- [The task] Go through the data and copy every line exactly, but not the images.

- [Supplied records]
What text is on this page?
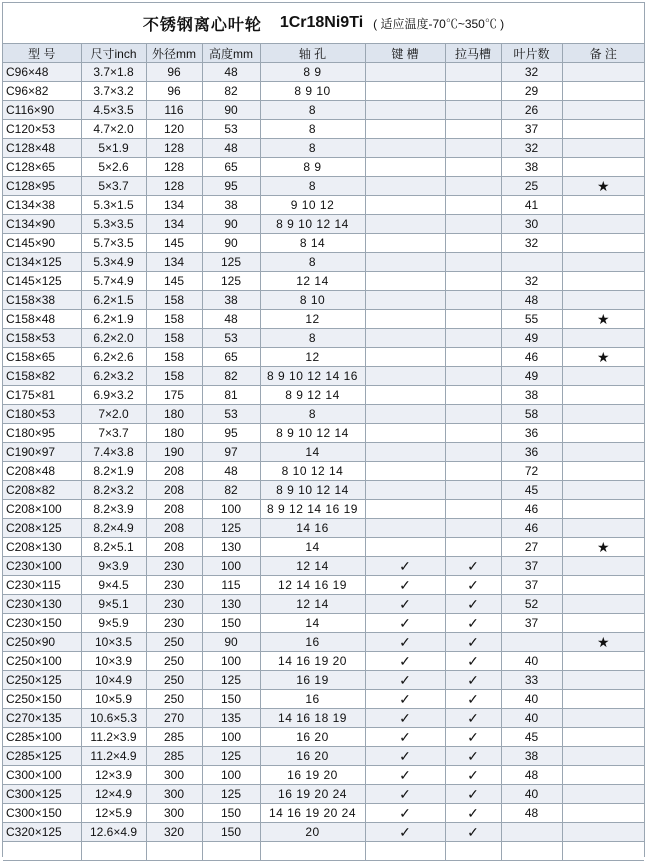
不锈钢离心叶轮 1Cr18Ni9Ti ( 适应温度-70℃~350℃ )
型 号	尺寸inch	外径mm	高度mm	轴 孔	键 槽	拉马槽	叶片数	备 注
C96×48	3.7×1.8	96	48	8 9			32	
C96×82	3.7×3.2	96	82	8 9 10			29	
C116×90	4.5×3.5	116	90	8			26	
C120×53	4.7×2.0	120	53	8			37	
C128×48	5×1.9	128	48	8			32	
C128×65	5×2.6	128	65	8 9			38	
C128×95	5×3.7	128	95	8			25	★
C134×38	5.3×1.5	134	38	9 10 12			41	
C134×90	5.3×3.5	134	90	8 9 10 12 14			30	
C145×90	5.7×3.5	145	90	8 14			32	
C134×125	5.3×4.9	134	125	8				
C145×125	5.7×4.9	145	125	12 14			32	
C158×38	6.2×1.5	158	38	8 10			48	
C158×48	6.2×1.9	158	48	12			55	★
C158×53	6.2×2.0	158	53	8			49	
C158×65	6.2×2.6	158	65	12			46	★
C158×82	6.2×3.2	158	82	8 9 10 12 14 16			49	
C175×81	6.9×3.2	175	81	8 9 12 14			38	
C180×53	7×2.0	180	53	8			58	
C180×95	7×3.7	180	95	8 9 10 12 14			36	
C190×97	7.4×3.8	190	97	14			36	
C208×48	8.2×1.9	208	48	8 10 12 14			72	
C208×82	8.2×3.2	208	82	8 9 10 12 14			45	
C208×100	8.2×3.9	208	100	8 9 12 14 16 19			46	
C208×125	8.2×4.9	208	125	14 16			46	
C208×130	8.2×5.1	208	130	14			27	★
C230×100	9×3.9	230	100	12 14	✓	✓	37	
C230×115	9×4.5	230	115	12 14 16 19	✓	✓	37	
C230×130	9×5.1	230	130	12 14	✓	✓	52	
C230×150	9×5.9	230	150	14	✓	✓	37	
C250×90	10×3.5	250	90	16	✓	✓		★
C250×100	10×3.9	250	100	14 16 19 20	✓	✓	40	
C250×125	10×4.9	250	125	16 19	✓	✓	33	
C250×150	10×5.9	250	150	16	✓	✓	40	
C270×135	10.6×5.3	270	135	14 16 18 19	✓	✓	40	
C285×100	11.2×3.9	285	100	16 20	✓	✓	45	
C285×125	11.2×4.9	285	125	16 20	✓	✓	38	
C300×100	12×3.9	300	100	16 19 20	✓	✓	48	
C300×125	12×4.9	300	125	16 19 20 24	✓	✓	40	
C300×150	12×5.9	300	150	14 16 19 20 24	✓	✓	48	
C320×125	12.6×4.9	320	150	20	✓	✓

- [Answer to the task]
What text is on this page?
不锈钢离心叶轮 1Cr18Ni9Ti ( 适应温度-70℃~350℃ )
型 号	尺寸inch	外径mm	高度mm	轴 孔	键 槽	拉马槽	叶片数	备 注
C96×48	3.7×1.8	96	48	8 9			32	
C96×82	3.7×3.2	96	82	8 9 10			29	
C116×90	4.5×3.5	116	90	8			26	
C120×53	4.7×2.0	120	53	8			37	
C128×48	5×1.9	128	48	8			32	
C128×65	5×2.6	128	65	8 9			38	
C128×95	5×3.7	128	95	8			25	★
C134×38	5.3×1.5	134	38	9 10 12			41	
C134×90	5.3×3.5	134	90	8 9 10 12 14			30	
C145×90	5.7×3.5	145	90	8 14			32	
C134×125	5.3×4.9	134	125	8				
C145×125	5.7×4.9	145	125	12 14			32	
C158×38	6.2×1.5	158	38	8 10			48	
C158×48	6.2×1.9	158	48	12			55	★
C158×53	6.2×2.0	158	53	8			49	
C158×65	6.2×2.6	158	65	12			46	★
C158×82	6.2×3.2	158	82	8 9 10 12 14 16			49	
C175×81	6.9×3.2	175	81	8 9 12 14			38	
C180×53	7×2.0	180	53	8			58	
C180×95	7×3.7	180	95	8 9 10 12 14			36	
C190×97	7.4×3.8	190	97	14			36	
C208×48	8.2×1.9	208	48	8 10 12 14			72	
C208×82	8.2×3.2	208	82	8 9 10 12 14			45	
C208×100	8.2×3.9	208	100	8 9 12 14 16 19			46	
C208×125	8.2×4.9	208	125	14 16			46	
C208×130	8.2×5.1	208	130	14			27	★
C230×100	9×3.9	230	100	12 14	✓	✓	37	
C230×115	9×4.5	230	115	12 14 16 19	✓	✓	37	
C230×130	9×5.1	230	130	12 14	✓	✓	52	
C230×150	9×5.9	230	150	14	✓	✓	37	
C250×90	10×3.5	250	90	16	✓	✓		★
C250×100	10×3.9	250	100	14 16 19 20	✓	✓	40	
C250×125	10×4.9	250	125	16 19	✓	✓	33	
C250×150	10×5.9	250	150	16	✓	✓	40	
C270×135	10.6×5.3	270	135	14 16 18 19	✓	✓	40	
C285×100	11.2×3.9	285	100	16 20	✓	✓	45	
C285×125	11.2×4.9	285	125	16 20	✓	✓	38	
C300×100	12×3.9	300	100	16 19 20	✓	✓	48	
C300×125	12×4.9	300	125	16 19 20 24	✓	✓	40	
C300×150	12×5.9	300	150	14 16 19 20 24	✓	✓	48	
C320×125	12.6×4.9	320	150	20	✓	✓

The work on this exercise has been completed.